# [WHAT THE EXERCISE ASKS]
Pull out the lines starting with the one that contains "456, 205, 594]" and going on through the one that contains "text-line: Das Deckchen", copying each character for character, and nothing else.

/---

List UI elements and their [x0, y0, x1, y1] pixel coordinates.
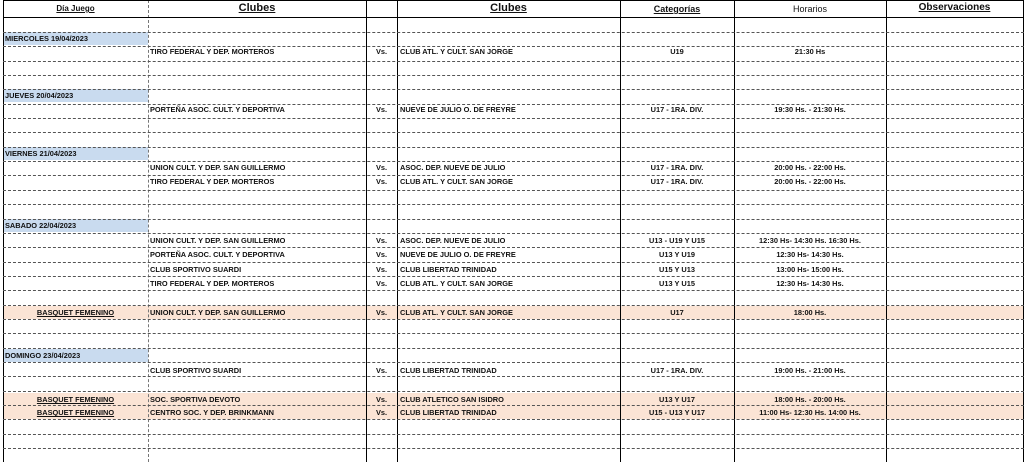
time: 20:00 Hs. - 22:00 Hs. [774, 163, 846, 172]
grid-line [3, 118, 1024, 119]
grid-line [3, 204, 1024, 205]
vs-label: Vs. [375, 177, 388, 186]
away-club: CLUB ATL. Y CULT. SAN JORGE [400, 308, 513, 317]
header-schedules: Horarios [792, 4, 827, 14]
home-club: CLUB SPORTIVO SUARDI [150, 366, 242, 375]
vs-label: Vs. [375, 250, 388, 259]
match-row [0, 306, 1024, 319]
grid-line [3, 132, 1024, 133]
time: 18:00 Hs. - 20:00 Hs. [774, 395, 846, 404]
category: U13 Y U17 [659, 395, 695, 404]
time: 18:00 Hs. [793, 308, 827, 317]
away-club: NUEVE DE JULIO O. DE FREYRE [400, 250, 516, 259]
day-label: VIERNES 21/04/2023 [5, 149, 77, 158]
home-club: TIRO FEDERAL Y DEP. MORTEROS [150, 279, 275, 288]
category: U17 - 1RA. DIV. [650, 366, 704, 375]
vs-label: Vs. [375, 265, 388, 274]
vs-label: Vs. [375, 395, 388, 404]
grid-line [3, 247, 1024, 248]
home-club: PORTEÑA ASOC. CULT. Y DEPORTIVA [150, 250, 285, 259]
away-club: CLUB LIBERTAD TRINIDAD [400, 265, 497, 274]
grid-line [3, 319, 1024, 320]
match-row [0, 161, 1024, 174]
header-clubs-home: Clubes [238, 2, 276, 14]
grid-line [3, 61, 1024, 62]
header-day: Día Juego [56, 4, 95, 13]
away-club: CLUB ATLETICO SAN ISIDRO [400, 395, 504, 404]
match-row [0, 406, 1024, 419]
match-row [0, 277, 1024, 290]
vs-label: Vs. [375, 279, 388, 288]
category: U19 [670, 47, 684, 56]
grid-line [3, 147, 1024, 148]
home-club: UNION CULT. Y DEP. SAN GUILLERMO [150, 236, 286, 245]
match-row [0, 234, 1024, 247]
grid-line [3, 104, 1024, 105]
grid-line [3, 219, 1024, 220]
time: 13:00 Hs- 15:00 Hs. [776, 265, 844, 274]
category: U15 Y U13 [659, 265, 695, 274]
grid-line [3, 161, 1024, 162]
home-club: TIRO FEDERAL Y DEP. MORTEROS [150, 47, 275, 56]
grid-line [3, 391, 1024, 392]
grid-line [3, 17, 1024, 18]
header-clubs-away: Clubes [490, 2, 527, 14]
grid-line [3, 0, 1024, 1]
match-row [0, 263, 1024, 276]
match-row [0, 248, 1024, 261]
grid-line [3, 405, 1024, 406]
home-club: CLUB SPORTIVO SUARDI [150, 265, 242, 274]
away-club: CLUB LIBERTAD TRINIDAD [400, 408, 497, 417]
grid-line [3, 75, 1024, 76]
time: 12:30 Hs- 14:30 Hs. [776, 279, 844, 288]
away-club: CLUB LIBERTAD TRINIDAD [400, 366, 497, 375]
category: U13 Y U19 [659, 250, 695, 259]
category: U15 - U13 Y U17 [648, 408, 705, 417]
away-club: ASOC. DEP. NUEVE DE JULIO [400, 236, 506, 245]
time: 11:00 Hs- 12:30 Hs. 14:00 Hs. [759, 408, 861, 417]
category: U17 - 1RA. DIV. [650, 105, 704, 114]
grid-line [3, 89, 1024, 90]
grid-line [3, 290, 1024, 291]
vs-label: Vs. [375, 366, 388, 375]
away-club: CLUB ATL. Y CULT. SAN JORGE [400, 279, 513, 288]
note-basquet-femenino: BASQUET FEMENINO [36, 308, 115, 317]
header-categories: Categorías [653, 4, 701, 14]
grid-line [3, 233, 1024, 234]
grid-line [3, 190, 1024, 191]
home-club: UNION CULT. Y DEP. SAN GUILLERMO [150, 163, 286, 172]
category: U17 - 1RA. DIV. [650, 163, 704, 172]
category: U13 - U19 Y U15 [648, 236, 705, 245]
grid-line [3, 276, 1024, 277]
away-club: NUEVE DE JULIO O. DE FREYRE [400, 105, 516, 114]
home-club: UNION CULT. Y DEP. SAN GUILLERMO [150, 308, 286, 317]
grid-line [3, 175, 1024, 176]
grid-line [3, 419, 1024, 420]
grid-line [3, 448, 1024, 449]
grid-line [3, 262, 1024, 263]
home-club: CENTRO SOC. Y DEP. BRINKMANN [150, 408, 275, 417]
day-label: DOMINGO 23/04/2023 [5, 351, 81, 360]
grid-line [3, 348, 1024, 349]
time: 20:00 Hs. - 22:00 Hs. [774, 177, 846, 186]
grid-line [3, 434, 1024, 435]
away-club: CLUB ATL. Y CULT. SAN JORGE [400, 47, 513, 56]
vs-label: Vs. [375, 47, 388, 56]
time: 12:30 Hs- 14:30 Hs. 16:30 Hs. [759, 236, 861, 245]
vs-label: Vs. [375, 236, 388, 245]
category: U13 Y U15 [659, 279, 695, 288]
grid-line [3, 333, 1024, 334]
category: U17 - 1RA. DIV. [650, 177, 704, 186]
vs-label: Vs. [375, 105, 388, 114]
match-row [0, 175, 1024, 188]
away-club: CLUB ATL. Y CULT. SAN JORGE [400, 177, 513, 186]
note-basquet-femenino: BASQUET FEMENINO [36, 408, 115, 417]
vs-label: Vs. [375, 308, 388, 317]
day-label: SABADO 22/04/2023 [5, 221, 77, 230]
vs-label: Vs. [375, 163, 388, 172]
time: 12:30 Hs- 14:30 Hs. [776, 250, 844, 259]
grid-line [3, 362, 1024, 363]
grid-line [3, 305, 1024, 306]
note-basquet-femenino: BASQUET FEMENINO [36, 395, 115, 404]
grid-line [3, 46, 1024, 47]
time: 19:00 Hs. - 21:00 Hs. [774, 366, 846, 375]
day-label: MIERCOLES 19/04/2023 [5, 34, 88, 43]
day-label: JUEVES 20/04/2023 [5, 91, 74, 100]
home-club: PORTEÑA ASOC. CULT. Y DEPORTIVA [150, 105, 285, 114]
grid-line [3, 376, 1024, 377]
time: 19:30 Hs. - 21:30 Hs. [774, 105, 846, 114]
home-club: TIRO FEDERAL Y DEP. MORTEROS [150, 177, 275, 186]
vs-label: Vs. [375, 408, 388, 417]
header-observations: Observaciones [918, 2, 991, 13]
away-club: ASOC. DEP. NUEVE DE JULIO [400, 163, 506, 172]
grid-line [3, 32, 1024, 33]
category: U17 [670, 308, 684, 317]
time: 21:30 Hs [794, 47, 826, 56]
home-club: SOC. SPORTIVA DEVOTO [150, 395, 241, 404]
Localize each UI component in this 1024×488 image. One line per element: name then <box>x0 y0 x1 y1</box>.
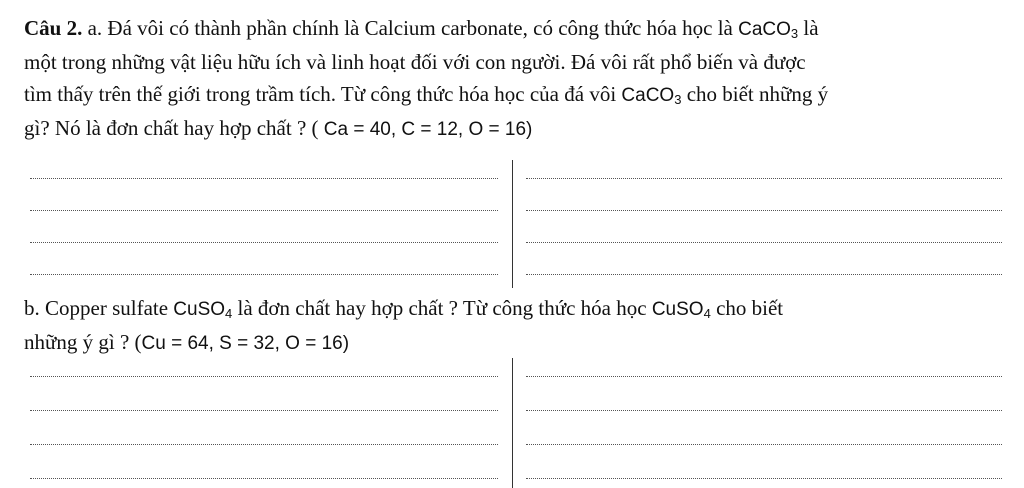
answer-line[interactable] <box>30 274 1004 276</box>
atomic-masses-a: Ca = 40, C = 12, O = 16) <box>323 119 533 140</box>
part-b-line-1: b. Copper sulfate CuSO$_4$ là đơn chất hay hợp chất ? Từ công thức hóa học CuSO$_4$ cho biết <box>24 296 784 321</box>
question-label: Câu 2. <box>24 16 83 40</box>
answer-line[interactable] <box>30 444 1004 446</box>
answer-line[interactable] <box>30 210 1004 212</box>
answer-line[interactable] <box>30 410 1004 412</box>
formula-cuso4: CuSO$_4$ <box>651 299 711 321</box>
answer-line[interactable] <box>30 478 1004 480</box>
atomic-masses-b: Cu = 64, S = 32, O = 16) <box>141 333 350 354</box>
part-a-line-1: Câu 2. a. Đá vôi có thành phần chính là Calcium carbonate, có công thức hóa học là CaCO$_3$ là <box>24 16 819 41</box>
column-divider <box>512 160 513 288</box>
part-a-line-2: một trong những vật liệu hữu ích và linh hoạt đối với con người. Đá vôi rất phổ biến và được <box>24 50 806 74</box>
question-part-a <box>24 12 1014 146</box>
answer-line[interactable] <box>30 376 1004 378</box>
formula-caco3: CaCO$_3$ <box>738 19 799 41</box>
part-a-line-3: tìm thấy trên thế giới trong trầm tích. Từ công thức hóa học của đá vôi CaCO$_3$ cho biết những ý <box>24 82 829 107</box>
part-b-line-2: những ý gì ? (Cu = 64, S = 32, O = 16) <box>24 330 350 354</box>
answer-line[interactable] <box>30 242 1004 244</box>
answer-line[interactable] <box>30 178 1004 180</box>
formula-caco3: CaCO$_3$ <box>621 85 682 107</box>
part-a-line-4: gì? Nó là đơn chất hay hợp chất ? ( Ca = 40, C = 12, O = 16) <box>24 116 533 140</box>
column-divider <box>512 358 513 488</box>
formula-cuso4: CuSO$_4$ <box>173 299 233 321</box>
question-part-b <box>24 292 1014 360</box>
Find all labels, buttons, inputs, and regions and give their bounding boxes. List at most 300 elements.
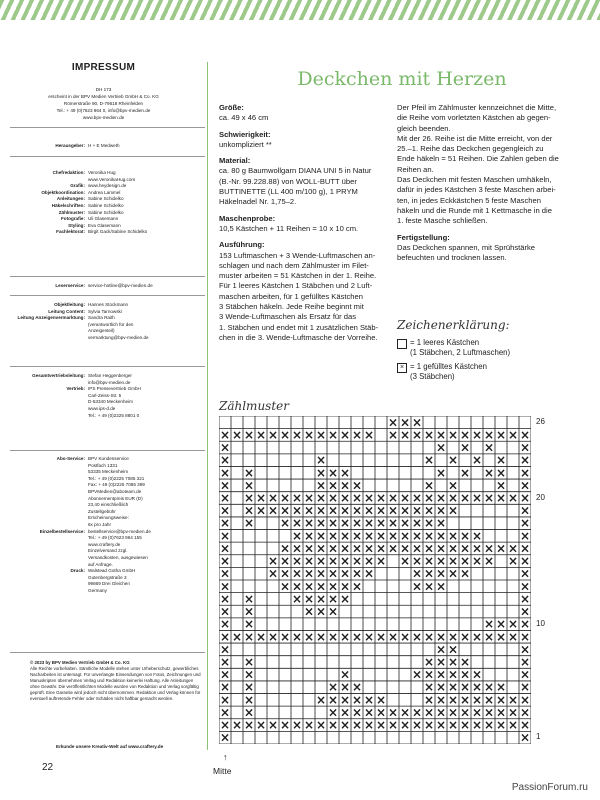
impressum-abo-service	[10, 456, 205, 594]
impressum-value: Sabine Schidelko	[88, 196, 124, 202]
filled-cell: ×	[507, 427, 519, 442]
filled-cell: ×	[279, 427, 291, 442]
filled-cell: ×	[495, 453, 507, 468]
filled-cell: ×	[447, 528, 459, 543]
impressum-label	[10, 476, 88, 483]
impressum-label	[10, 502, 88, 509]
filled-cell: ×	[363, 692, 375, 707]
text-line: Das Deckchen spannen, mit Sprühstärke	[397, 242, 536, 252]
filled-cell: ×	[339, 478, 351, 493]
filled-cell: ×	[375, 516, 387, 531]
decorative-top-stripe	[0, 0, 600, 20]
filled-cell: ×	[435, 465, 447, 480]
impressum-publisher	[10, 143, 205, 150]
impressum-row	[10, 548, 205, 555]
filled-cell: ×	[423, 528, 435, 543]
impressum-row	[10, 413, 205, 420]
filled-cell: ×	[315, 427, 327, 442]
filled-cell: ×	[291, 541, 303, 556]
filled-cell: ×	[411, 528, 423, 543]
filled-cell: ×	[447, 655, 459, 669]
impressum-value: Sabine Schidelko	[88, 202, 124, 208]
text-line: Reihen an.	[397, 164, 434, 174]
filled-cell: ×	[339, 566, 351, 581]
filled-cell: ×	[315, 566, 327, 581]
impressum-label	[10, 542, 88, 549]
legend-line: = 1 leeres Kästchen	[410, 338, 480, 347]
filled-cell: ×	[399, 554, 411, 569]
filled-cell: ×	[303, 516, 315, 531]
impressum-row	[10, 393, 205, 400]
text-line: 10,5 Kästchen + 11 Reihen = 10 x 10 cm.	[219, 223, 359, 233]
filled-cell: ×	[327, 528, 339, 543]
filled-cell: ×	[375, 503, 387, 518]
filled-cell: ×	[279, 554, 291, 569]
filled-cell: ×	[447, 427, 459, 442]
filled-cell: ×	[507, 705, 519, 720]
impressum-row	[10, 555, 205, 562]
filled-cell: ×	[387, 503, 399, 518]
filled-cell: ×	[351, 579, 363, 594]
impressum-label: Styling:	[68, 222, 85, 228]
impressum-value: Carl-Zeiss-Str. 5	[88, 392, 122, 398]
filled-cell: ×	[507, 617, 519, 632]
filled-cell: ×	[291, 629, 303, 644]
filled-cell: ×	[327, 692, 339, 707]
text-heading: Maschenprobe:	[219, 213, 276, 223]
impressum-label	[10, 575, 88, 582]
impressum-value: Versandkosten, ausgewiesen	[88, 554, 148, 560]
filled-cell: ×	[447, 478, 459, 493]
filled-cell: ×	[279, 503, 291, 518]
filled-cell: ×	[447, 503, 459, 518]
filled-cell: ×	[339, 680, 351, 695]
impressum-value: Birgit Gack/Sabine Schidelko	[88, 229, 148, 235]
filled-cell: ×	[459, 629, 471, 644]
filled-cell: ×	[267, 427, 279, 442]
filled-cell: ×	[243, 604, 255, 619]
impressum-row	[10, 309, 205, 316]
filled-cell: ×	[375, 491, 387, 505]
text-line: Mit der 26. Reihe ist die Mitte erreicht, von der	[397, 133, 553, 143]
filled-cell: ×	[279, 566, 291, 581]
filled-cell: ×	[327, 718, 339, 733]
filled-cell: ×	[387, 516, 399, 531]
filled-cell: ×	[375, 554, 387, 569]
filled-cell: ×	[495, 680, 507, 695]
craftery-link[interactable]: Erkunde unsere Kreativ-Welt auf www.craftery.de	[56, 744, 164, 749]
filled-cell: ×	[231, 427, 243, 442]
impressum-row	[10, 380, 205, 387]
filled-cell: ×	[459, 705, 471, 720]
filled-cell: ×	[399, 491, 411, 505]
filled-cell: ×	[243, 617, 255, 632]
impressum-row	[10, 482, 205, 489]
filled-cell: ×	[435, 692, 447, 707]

\---

# [WRITTEN RESPONSE]
impressum-abo-service	[10, 456, 205, 594]
impressum-value: Sabine Schidelko	[88, 196, 124, 202]
filled-cell: ×	[507, 427, 519, 442]
filled-cell: ×	[279, 427, 291, 442]
filled-cell: ×	[495, 453, 507, 468]
filled-cell: ×	[447, 528, 459, 543]
impressum-label	[10, 476, 88, 483]
impressum-label	[10, 502, 88, 509]
filled-cell: ×	[363, 692, 375, 707]
text-line: Das Deckchen spannen, mit Sprühstärke	[397, 242, 536, 252]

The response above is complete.